• [Task requirements]:
Search the data below for the string "Sign". Extract every line that contains it.

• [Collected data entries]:

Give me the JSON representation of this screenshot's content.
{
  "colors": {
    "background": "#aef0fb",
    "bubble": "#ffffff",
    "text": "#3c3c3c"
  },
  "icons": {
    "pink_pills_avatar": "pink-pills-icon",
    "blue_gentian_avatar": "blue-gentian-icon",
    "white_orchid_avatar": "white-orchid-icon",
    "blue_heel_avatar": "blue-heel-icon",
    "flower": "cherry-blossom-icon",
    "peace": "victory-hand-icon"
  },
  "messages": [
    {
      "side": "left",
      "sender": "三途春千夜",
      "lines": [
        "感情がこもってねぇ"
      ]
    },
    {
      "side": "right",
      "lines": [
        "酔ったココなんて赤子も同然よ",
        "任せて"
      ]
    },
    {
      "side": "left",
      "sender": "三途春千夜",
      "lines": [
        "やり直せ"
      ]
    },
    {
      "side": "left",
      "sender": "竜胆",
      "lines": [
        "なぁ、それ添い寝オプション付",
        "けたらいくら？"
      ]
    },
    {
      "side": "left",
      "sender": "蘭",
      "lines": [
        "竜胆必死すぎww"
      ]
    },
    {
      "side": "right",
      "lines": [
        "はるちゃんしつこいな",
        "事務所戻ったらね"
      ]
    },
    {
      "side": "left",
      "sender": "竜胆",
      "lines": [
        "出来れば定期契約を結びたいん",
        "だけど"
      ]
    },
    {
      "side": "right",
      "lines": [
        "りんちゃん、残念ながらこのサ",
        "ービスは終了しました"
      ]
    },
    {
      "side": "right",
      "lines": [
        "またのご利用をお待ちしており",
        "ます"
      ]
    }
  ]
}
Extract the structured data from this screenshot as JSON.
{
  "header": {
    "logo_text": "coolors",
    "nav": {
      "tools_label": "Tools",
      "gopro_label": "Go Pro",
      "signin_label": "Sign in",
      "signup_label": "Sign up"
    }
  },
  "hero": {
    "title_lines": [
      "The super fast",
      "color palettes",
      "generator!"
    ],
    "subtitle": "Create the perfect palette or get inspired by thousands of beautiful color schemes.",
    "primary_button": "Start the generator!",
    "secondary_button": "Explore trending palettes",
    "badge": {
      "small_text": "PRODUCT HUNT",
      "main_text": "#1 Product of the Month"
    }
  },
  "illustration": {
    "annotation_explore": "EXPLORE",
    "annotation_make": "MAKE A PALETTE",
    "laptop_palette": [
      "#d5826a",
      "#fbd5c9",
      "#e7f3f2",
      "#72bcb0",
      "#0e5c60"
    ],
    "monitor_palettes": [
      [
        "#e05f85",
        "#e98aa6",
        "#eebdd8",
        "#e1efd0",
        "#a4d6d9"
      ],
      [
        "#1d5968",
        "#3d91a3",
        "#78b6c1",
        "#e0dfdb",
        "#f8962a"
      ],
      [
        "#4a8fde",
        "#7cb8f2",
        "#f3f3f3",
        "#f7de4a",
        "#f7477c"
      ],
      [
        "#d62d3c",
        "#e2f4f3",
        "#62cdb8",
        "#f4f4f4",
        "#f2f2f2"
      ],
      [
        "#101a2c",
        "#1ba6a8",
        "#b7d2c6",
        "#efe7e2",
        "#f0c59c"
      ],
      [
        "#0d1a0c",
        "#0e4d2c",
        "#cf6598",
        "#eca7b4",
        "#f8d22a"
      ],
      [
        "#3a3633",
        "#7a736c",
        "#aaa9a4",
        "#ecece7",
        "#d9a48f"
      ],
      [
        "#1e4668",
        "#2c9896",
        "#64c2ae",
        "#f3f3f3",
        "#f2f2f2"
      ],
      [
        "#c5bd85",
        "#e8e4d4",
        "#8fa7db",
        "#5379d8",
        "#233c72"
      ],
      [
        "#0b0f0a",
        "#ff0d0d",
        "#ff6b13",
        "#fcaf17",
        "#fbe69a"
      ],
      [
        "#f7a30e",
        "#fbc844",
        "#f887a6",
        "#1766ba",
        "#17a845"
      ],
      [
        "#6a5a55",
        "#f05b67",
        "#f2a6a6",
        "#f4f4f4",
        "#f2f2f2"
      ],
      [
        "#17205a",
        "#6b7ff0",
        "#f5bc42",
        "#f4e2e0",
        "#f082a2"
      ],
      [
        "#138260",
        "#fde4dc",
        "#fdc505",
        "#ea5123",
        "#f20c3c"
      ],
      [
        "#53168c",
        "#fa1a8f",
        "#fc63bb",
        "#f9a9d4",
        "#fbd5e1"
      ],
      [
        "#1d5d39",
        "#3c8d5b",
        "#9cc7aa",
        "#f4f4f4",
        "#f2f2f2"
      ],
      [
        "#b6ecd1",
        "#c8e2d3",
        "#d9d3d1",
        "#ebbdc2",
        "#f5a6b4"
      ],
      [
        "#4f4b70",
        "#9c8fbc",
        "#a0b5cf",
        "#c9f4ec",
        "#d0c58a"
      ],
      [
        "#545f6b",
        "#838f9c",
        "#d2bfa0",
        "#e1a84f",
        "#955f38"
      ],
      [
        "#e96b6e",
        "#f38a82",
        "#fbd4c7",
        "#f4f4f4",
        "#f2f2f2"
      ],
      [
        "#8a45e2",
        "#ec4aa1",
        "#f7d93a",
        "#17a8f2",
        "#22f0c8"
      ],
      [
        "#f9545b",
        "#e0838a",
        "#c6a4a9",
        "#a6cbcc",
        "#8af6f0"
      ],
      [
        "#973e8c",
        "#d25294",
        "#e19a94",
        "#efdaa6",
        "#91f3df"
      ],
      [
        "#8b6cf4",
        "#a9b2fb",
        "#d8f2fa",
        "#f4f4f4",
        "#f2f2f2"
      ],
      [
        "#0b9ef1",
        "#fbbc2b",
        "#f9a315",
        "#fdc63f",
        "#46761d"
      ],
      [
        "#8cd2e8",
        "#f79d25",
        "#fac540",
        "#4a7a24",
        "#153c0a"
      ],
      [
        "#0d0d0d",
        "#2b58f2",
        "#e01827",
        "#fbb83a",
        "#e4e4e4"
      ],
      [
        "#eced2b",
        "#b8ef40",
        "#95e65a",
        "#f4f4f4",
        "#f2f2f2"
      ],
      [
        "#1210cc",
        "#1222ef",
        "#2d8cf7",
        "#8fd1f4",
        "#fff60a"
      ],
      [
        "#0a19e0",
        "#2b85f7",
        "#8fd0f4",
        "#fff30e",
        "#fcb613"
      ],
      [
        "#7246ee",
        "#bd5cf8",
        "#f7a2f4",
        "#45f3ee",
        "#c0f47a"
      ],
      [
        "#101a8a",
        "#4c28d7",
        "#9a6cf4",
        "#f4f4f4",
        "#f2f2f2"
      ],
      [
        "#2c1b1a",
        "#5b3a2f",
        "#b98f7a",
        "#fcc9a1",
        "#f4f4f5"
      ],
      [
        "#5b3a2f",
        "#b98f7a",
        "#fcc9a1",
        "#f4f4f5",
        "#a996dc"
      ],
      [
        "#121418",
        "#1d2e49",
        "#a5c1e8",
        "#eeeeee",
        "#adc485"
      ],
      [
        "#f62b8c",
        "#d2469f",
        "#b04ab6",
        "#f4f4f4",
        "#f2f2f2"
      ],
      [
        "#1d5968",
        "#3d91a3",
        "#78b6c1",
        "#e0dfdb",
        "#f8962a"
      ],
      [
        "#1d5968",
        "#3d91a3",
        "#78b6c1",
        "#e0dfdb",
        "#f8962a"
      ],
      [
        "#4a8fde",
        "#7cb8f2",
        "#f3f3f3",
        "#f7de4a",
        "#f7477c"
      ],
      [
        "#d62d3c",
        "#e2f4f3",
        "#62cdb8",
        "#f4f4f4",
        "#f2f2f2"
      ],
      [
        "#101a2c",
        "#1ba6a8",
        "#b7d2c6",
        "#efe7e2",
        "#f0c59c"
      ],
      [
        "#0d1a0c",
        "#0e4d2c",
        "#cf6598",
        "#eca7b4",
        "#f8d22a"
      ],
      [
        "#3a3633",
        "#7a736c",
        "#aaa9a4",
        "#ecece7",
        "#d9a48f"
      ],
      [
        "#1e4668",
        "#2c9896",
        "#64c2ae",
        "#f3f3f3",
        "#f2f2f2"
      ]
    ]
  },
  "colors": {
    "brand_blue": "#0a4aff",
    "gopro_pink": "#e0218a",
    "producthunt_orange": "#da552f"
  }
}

• [Full answer]:
      "signin_label": "Sign in",
      "signup_label": "Sign up"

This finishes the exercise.